Stated exercise ▸ Find the word "Ward" in the material below and gather every line that contains it.

Records for this task ▸
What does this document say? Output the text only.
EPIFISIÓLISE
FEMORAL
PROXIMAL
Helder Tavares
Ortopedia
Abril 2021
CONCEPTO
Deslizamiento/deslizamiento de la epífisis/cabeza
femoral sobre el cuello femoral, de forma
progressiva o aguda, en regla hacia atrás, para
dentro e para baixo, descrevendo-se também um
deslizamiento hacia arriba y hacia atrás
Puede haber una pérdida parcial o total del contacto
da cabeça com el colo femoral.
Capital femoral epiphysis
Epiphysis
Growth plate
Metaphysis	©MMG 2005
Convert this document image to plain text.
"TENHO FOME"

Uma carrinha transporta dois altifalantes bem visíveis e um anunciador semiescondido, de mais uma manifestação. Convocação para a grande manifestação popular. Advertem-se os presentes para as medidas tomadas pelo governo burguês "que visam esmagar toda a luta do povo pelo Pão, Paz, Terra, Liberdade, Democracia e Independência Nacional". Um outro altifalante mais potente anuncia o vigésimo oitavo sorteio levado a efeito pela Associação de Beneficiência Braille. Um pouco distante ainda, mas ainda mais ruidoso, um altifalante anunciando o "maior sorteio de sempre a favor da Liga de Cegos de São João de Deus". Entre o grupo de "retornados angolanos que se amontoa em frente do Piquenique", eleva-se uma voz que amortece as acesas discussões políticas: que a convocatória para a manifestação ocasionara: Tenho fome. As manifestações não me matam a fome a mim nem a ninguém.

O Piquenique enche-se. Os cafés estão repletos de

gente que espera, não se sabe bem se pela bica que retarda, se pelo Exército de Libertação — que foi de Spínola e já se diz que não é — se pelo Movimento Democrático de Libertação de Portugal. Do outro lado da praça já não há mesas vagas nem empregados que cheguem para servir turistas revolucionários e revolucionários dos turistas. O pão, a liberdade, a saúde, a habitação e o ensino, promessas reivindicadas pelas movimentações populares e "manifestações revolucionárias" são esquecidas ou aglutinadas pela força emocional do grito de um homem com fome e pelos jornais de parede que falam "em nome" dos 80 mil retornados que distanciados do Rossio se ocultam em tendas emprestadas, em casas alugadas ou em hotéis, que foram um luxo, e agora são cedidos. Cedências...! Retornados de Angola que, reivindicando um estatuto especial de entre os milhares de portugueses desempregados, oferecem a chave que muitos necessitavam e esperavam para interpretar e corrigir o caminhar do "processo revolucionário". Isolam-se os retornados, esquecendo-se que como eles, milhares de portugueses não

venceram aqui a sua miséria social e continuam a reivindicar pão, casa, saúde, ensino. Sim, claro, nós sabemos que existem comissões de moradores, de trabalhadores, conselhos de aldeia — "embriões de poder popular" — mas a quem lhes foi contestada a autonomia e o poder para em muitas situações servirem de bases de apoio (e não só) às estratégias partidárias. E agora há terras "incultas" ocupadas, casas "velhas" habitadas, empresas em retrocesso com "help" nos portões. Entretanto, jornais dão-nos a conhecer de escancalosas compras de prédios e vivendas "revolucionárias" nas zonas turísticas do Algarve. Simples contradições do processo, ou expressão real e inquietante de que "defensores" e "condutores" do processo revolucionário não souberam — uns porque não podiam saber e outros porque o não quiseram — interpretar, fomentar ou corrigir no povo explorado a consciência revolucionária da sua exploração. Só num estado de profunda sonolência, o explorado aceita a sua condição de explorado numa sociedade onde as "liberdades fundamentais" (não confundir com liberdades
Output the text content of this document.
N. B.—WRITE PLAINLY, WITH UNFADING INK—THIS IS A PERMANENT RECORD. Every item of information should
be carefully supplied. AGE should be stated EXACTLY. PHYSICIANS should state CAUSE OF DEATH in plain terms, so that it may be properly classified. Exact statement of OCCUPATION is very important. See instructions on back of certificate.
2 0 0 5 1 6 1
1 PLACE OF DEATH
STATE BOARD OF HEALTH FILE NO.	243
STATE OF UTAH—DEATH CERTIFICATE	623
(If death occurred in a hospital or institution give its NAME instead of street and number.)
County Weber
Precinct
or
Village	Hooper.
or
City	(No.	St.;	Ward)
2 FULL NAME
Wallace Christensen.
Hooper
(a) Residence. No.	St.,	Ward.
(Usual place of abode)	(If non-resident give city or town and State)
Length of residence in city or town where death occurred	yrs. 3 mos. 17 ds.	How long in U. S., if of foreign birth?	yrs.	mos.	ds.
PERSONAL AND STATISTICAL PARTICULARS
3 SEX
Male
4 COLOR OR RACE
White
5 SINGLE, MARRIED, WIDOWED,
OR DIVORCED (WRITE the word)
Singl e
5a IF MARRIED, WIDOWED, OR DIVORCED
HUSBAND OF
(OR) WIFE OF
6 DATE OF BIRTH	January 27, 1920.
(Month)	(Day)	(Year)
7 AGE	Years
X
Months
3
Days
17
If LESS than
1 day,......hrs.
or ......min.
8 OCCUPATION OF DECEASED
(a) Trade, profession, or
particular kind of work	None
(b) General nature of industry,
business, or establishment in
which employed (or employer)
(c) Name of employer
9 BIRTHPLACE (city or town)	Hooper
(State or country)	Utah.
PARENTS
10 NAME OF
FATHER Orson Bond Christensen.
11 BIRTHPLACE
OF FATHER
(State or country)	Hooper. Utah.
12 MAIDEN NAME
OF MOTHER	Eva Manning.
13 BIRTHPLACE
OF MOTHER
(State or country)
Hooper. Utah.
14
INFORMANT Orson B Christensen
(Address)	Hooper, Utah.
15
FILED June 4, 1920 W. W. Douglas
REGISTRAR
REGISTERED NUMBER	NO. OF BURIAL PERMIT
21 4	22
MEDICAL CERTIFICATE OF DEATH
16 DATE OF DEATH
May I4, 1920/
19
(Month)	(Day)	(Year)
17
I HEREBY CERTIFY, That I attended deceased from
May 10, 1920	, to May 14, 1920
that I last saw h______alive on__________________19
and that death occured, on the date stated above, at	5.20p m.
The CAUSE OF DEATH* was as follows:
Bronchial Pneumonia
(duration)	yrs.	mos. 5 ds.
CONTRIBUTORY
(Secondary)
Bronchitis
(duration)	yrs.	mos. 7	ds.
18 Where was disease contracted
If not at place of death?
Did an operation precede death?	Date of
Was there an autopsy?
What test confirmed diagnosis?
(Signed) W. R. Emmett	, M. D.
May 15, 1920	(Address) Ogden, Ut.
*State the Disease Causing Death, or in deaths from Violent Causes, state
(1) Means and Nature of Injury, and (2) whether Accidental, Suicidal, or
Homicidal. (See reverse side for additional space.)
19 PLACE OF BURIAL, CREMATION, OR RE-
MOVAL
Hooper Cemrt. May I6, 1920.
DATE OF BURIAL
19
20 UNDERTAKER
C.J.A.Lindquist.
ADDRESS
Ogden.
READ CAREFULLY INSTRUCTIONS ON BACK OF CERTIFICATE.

Exercise response ▸
City	(No.	St.;	Ward)
(a) Residence. No.	St.,	Ward.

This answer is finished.